WRITTEN EXERCISE
Print the entries verbatim, leaving out the images they contain.

TASK MATERIAL
>> begin

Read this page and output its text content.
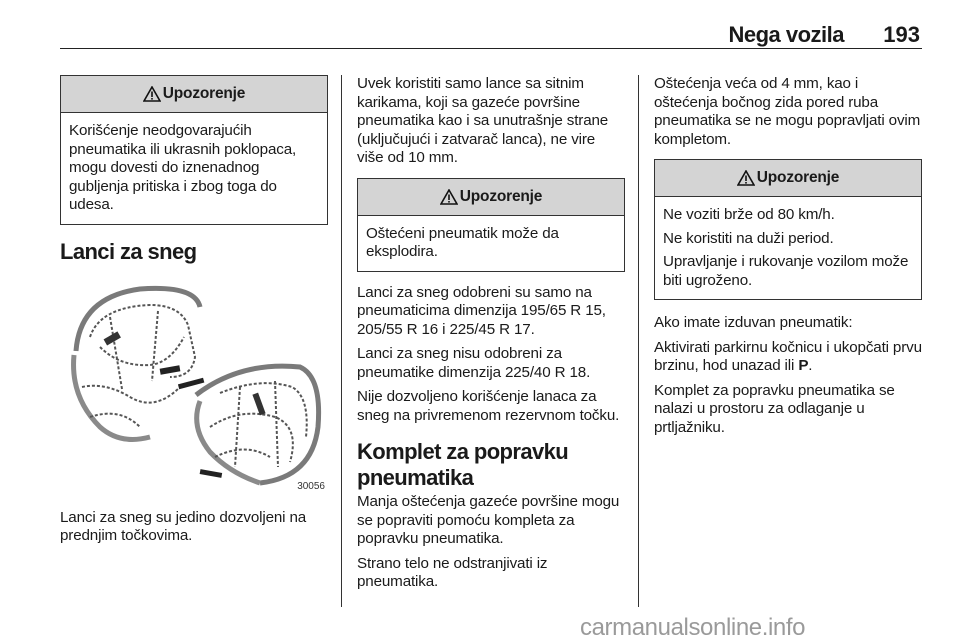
Nega vozila 193
Upozorenje

Korišćenje neodgovarajućih pneumatika ili ukrasnih poklopaca, mogu dovesti do iznenadnog gubljenja pritiska i zbog toga do udesa.

Lanci za sneg
30056

Lanci za sneg su jedino dozvoljeni na prednjim točkovima.

Uvek koristiti samo lance sa sitnim karikama, koji sa gazeće površine pneumatika kao i sa unutrašnje strane (uključujući i zatvarač lanca), ne vire više od 10 mm.

Upozorenje

Oštećeni pneumatik može da eksplodira.

Lanci za sneg odobreni su samo na pneumaticima dimenzija 195/65 R 15, 205/55 R 16 i 225/45 R 17.

Lanci za sneg nisu odobreni za pneumatike dimenzija 225/40 R 18.

Nije dozvoljeno korišćenje lanaca za sneg na privremenom rezervnom točku.

Komplet za popravku pneumatika

Manja oštećenja gazeće površine mogu se popraviti pomoću kompleta za popravku pneumatika.

Strano telo ne odstranjivati iz pneumatika.

Oštećenja veća od 4 mm, kao i oštećenja bočnog zida pored ruba pneumatika se ne mogu popravljati ovim kompletom.

Upozorenje

Ne voziti brže od 80 km/h.

Ne koristiti na duži period.

Upravljanje i rukovanje vozilom može biti ugroženo.

Ako imate izduvan pneumatik:

Aktivirati parkirnu kočnicu i ukopčati prvu brzinu, hod unazad ili P.

Komplet za popravku pneumatika se nalazi u prostoru za odlaganje u prtljažniku.

carmanualsonline.info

>> end

EXPECTED ANSWER
Read this page and output its text content.
Nega vozila 193
Upozorenje

Korišćenje neodgovarajućih pneumatika ili ukrasnih poklopaca, mogu dovesti do iznenadnog gubljenja pritiska i zbog toga do udesa.

Lanci za sneg
30056

Lanci za sneg su jedino dozvoljeni na prednjim točkovima.

Uvek koristiti samo lance sa sitnim karikama, koji sa gazeće površine pneumatika kao i sa unutrašnje strane (uključujući i zatvarač lanca), ne vire više od 10 mm.

Upozorenje

Oštećeni pneumatik može da eksplodira.

Lanci za sneg odobreni su samo na pneumaticima dimenzija 195/65 R 15, 205/55 R 16 i 225/45 R 17.

Lanci za sneg nisu odobreni za pneumatike dimenzija 225/40 R 18.

Nije dozvoljeno korišćenje lanaca za sneg na privremenom rezervnom točku.

Komplet za popravku pneumatika

Manja oštećenja gazeće površine mogu se popraviti pomoću kompleta za popravku pneumatika.

Strano telo ne odstranjivati iz pneumatika.

Oštećenja veća od 4 mm, kao i oštećenja bočnog zida pored ruba pneumatika se ne mogu popravljati ovim kompletom.

Upozorenje

Ne voziti brže od 80 km/h.

Ne koristiti na duži period.

Upravljanje i rukovanje vozilom može biti ugroženo.

Ako imate izduvan pneumatik:

Aktivirati parkirnu kočnicu i ukopčati prvu brzinu, hod unazad ili P.

Komplet za popravku pneumatika se nalazi u prostoru za odlaganje u prtljažniku.

carmanualsonline.info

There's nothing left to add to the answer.